-- start of Stored records --

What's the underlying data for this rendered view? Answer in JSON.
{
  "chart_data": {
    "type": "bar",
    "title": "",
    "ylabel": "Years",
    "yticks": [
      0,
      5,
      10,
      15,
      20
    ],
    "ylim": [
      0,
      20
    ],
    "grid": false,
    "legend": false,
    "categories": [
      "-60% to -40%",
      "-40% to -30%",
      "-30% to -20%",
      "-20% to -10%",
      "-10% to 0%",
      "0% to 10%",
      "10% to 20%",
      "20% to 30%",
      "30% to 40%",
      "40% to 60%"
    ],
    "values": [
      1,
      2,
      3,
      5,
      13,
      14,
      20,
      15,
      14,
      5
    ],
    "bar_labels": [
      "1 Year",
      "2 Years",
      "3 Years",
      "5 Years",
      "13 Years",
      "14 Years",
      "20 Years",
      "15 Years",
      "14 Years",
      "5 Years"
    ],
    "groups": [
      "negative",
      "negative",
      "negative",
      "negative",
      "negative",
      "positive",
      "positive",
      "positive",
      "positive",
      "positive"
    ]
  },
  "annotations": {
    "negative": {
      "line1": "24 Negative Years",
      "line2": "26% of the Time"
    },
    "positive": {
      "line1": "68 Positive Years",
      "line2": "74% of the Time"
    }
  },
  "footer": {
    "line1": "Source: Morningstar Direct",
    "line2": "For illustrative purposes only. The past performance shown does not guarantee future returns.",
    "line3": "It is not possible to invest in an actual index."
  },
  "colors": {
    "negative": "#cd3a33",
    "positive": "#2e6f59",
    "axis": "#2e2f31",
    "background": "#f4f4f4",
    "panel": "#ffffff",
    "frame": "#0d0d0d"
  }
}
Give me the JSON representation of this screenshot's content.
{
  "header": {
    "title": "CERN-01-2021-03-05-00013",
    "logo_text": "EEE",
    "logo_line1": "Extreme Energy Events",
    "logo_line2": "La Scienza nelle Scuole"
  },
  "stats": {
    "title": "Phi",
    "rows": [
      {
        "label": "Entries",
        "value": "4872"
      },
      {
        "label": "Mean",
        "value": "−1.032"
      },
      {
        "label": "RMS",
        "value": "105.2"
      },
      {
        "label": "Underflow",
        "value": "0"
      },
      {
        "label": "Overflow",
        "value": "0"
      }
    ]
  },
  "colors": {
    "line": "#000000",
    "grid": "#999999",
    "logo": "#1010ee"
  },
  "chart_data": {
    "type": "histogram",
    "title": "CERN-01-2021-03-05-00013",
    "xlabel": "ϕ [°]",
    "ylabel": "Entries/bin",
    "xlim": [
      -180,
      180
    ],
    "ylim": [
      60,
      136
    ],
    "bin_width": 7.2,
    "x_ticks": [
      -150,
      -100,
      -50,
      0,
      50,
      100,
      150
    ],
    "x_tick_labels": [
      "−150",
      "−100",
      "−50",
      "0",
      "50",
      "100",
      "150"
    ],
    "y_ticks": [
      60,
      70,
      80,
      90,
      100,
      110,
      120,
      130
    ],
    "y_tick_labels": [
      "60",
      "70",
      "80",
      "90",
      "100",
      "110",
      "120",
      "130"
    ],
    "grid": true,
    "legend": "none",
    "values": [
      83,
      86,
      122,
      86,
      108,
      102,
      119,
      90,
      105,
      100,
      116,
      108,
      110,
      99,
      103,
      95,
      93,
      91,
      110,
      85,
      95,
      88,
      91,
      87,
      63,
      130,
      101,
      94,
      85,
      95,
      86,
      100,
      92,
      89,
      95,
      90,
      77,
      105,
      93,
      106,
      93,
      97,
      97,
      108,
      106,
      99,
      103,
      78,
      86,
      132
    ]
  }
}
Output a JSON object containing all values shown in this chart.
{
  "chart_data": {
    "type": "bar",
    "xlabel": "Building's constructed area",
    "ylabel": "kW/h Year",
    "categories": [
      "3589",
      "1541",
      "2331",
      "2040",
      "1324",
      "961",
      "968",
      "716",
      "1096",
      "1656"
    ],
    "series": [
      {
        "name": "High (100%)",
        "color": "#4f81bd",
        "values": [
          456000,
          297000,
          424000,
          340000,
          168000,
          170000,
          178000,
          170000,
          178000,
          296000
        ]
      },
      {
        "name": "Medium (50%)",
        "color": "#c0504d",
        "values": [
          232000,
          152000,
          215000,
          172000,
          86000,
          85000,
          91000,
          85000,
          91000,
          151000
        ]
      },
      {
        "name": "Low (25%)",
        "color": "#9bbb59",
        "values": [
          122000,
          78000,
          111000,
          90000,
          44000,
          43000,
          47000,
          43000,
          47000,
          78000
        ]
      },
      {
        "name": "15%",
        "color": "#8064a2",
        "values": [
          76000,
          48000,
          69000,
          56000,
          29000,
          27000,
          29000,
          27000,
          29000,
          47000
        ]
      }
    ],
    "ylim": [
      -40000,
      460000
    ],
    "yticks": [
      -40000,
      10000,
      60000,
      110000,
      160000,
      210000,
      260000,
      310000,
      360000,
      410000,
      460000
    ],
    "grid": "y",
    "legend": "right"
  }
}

-- end of Stored records --

Problem details:
Extract the full listing and reproduce each line exactly.

Exercise response:
What's the underlying data for this rendered view? Answer in JSON.
{
  "chart_data": {
    "type": "bar",
    "title": "",
    "ylabel": "Years",
    "yticks": [
      0,
      5,
      10,
      15,
      20
    ],
    "ylim": [
      0,
      20
    ],
    "grid": false,
    "legend": false,
    "categories": [
      "-60% to -40%",
      "-40% to -30%",
      "-30% to -20%",
      "-20% to -10%",
      "-10% to 0%",
      "0% to 10%",
      "10% to 20%",
      "20% to 30%",
      "30% to 40%",
      "40% to 60%"
    ],
    "values": [
      1,
      2,
      3,
      5,
      13,
      14,
      20,
      15,
      14,
      5
    ],
    "bar_labels": [
      "1 Year",
      "2 Years",
      "3 Years",
      "5 Years",
      "13 Years",
      "14 Years",
      "20 Years",
      "15 Years",
      "14 Years",
      "5 Years"
    ],
    "groups": [
      "negative",
      "negative",
      "negative",
      "negative",
      "negative",
      "positive",
      "positive",
      "positive",
      "positive",
      "positive"
    ]
  },
  "annotations": {
    "negative": {
      "line1": "24 Negative Years",
      "line2": "26% of the Time"
    },
    "positive": {
      "line1": "68 Positive Years",
      "line2": "74% of the Time"
    }
  },
  "footer": {
    "line1": "Source: Morningstar Direct",
    "line2": "For illustrative purposes only. The past performance shown does not guarantee future returns.",
    "line3": "It is not possible to invest in an actual index."
  },
  "colors": {
    "negative": "#cd3a33",
    "positive": "#2e6f59",
    "axis": "#2e2f31",
    "background": "#f4f4f4",
    "panel": "#ffffff",
    "frame": "#0d0d0d"
  }
}
Give me the JSON representation of this screenshot's content.
{
  "header": {
    "title": "CERN-01-2021-03-05-00013",
    "logo_text": "EEE",
    "logo_line1": "Extreme Energy Events",
    "logo_line2": "La Scienza nelle Scuole"
  },
  "stats": {
    "title": "Phi",
    "rows": [
      {
        "label": "Entries",
        "value": "4872"
      },
      {
        "label": "Mean",
        "value": "−1.032"
      },
      {
        "label": "RMS",
        "value": "105.2"
      },
      {
        "label": "Underflow",
        "value": "0"
      },
      {
        "label": "Overflow",
        "value": "0"
      }
    ]
  },
  "colors": {
    "line": "#000000",
    "grid": "#999999",
    "logo": "#1010ee"
  },
  "chart_data": {
    "type": "histogram",
    "title": "CERN-01-2021-03-05-00013",
    "xlabel": "ϕ [°]",
    "ylabel": "Entries/bin",
    "xlim": [
      -180,
      180
    ],
    "ylim": [
      60,
      136
    ],
    "bin_width": 7.2,
    "x_ticks": [
      -150,
      -100,
      -50,
      0,
      50,
      100,
      150
    ],
    "x_tick_labels": [
      "−150",
      "−100",
      "−50",
      "0",
      "50",
      "100",
      "150"
    ],
    "y_ticks": [
      60,
      70,
      80,
      90,
      100,
      110,
      120,
      130
    ],
    "y_tick_labels": [
      "60",
      "70",
      "80",
      "90",
      "100",
      "110",
      "120",
      "130"
    ],
    "grid": true,
    "legend": "none",
    "values": [
      83,
      86,
      122,
      86,
      108,
      102,
      119,
      90,
      105,
      100,
      116,
      108,
      110,
      99,
      103,
      95,
      93,
      91,
      110,
      85,
      95,
      88,
      91,
      87,
      63,
      130,
      101,
      94,
      85,
      95,
      86,
      100,
      92,
      89,
      95,
      90,
      77,
      105,
      93,
      106,
      93,
      97,
      97,
      108,
      106,
      99,
      103,
      78,
      86,
      132
    ]
  }
}
Output a JSON object containing all values shown in this chart.
{
  "chart_data": {
    "type": "bar",
    "xlabel": "Building's constructed area",
    "ylabel": "kW/h Year",
    "categories": [
      "3589",
      "1541",
      "2331",
      "2040",
      "1324",
      "961",
      "968",
      "716",
      "1096",
      "1656"
    ],
    "series": [
      {
        "name": "High (100%)",
        "color": "#4f81bd",
        "values": [
          456000,
          297000,
          424000,
          340000,
          168000,
          170000,
          178000,
          170000,
          178000,
          296000
        ]
      },
      {
        "name": "Medium (50%)",
        "color": "#c0504d",
        "values": [
          232000,
          152000,
          215000,
          172000,
          86000,
          85000,
          91000,
          85000,
          91000,
          151000
        ]
      },
      {
        "name": "Low (25%)",
        "color": "#9bbb59",
        "values": [
          122000,
          78000,
          111000,
          90000,
          44000,
          43000,
          47000,
          43000,
          47000,
          78000
        ]
      },
      {
        "name": "15%",
        "color": "#8064a2",
        "values": [
          76000,
          48000,
          69000,
          56000,
          29000,
          27000,
          29000,
          27000,
          29000,
          47000
        ]
      }
    ],
    "ylim": [
      -40000,
      460000
    ],
    "yticks": [
      -40000,
      10000,
      60000,
      110000,
      160000,
      210000,
      260000,
      310000,
      360000,
      410000,
      460000
    ],
    "grid": "y",
    "legend": "right"
  }
}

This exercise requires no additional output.